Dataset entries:
<<<<

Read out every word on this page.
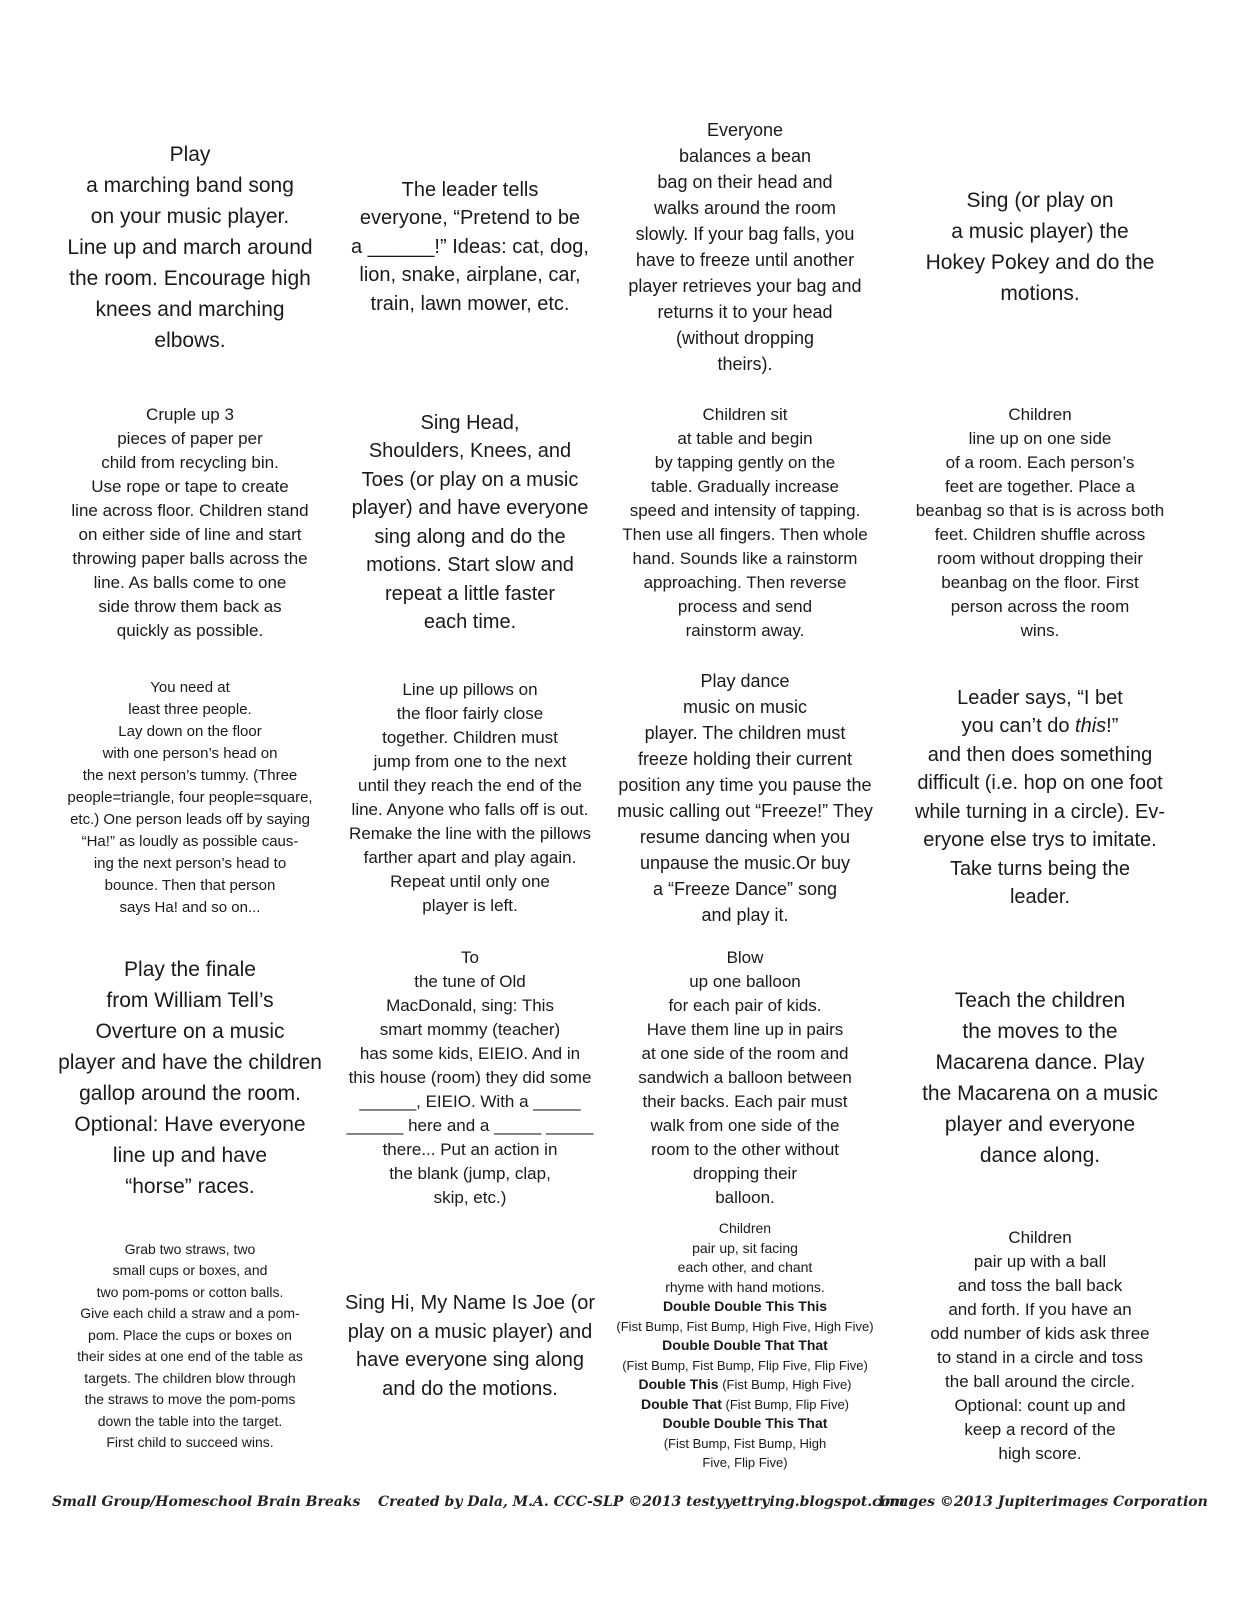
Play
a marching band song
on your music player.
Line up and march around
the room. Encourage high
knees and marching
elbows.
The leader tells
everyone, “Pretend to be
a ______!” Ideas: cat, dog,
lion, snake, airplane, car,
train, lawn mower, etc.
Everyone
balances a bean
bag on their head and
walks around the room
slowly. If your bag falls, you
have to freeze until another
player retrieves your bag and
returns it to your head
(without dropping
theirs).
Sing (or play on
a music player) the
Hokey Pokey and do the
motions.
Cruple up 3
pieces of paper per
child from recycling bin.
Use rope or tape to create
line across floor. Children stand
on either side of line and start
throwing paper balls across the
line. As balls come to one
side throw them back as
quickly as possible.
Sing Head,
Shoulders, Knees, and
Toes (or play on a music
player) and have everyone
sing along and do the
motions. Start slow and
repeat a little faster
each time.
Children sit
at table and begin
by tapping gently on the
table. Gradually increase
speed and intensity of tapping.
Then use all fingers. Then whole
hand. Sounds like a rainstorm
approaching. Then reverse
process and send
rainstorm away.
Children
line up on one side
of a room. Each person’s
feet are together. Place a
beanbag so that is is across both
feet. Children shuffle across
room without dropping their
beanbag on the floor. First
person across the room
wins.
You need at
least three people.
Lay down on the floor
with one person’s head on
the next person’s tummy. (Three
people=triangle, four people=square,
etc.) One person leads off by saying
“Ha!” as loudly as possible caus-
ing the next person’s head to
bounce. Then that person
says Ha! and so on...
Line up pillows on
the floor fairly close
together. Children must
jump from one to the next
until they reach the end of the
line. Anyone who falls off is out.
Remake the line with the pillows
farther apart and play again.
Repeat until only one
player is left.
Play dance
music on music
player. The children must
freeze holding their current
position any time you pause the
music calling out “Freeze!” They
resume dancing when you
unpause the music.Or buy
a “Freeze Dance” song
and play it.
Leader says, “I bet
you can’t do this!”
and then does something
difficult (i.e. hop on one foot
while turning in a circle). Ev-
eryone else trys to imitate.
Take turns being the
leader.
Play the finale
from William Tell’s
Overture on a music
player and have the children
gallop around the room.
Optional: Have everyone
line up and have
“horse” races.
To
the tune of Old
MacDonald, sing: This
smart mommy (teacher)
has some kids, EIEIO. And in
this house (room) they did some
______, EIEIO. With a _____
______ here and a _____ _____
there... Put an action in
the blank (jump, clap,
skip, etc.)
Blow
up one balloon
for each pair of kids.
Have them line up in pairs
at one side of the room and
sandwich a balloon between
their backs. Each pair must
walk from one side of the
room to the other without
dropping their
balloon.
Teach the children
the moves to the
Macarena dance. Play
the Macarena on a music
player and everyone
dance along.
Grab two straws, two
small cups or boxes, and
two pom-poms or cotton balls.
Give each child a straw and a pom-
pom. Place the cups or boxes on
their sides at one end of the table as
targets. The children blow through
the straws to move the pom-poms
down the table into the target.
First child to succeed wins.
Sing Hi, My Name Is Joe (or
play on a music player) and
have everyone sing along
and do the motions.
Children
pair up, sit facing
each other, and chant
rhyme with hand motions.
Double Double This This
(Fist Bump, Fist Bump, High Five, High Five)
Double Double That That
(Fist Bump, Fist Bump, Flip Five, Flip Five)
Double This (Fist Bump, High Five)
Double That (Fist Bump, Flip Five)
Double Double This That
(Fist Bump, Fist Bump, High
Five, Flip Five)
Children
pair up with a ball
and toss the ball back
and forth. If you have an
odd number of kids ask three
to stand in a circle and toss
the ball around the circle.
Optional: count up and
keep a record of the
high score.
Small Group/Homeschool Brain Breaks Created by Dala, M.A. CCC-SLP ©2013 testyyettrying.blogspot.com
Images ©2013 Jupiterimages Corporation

>>>>

Exercise requirements: From the entries above, copy every line containing the word "circle".

Written answer:
while turning in a circle). Ev-
to stand in a circle and toss
the ball around the circle.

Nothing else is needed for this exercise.